- DIRECTIONS -
Please count the lines below that contain the word "parts", and reply with that number alone.

-- start ENTRIES SHOWN --

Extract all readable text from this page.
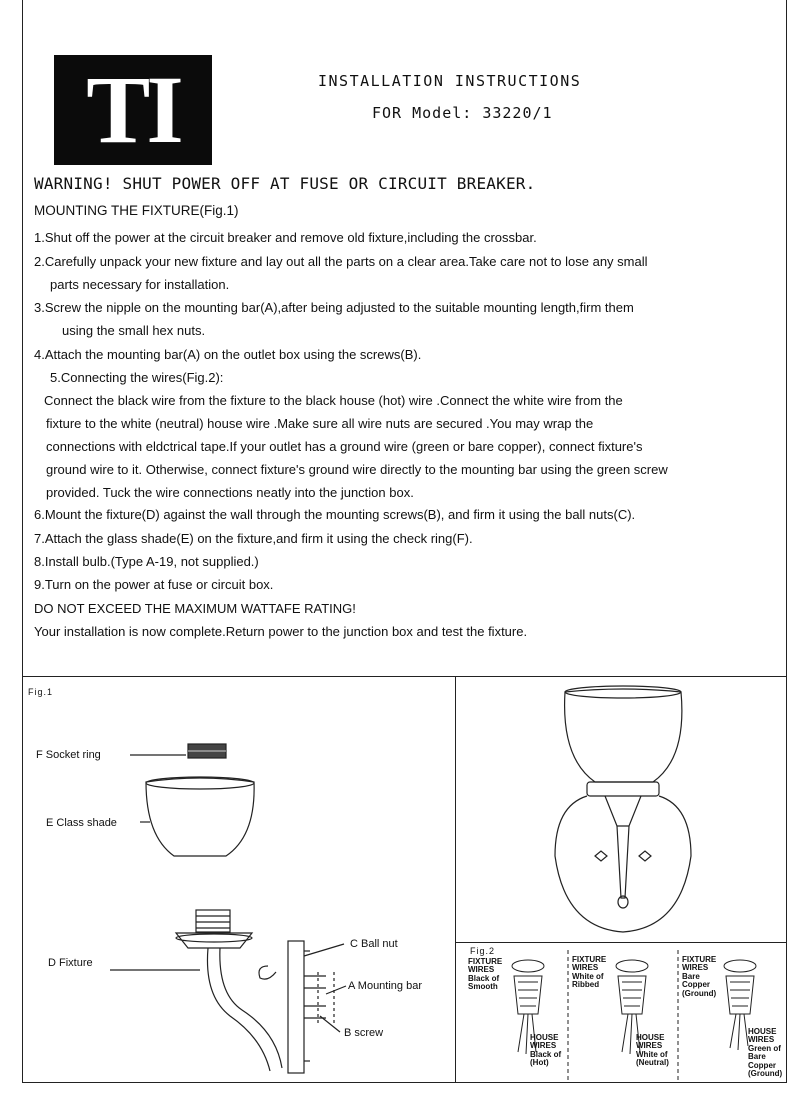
TI	INSTALLATION INSTRUCTIONS
FOR Model: 33220/1
WARNING! SHUT POWER OFF AT FUSE OR CIRCUIT BREAKER.
MOUNTING THE FIXTURE(Fig.1)
1.Shut off the power at the circuit breaker and remove old fixture,including the crossbar.
2.Carefully unpack your new fixture and lay out all the parts on a clear area.Take care not to lose any small
parts necessary for installation.
3.Screw the nipple on the mounting bar(A),after being adjusted to the suitable mounting length,firm them
using the small hex nuts.
4.Attach the mounting bar(A) on the outlet box using the screws(B).
5.Connecting the wires(Fig.2):
Connect the black wire from the fixture to the black house (hot) wire .Connect the white wire from the
fixture to the white (neutral) house wire .Make sure all wire nuts are secured .You may wrap the
connections with eldctrical tape.If your outlet has a ground wire (green or bare copper), connect fixture's
ground wire to it. Otherwise, connect fixture's ground wire directly to the mounting bar using the green screw
provided. Tuck the wire connections neatly into the junction box.
6.Mount the fixture(D) against the wall through the mounting screws(B), and firm it using the ball nuts(C).
7.Attach the glass shade(E) on the fixture,and firm it using the check ring(F).
8.Install bulb.(Type A-19, not supplied.)
9.Turn on the power at fuse or circuit box.
DO NOT EXCEED THE MAXIMUM WATTAFE RATING!
Your installation is now complete.Return power to the junction box and test the fixture.
Fig.1
F Socket ring
E Class shade
D Fixture
C Ball nut
A Mounting bar
B screw
Fig.2
FIXTURE
WIRES
Black of
Smooth
FIXTURE
WIRES
White of
Ribbed
FIXTURE
WIRES
Bare
Copper
(Ground)
HOUSE
WIRES
Black of
(Hot)
HOUSE
WIRES
White of
(Neutral)
HOUSE
WIRES
Green of
Bare
Copper
(Ground)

-- end ENTRIES SHOWN --

- WORKED SOLUTION -
2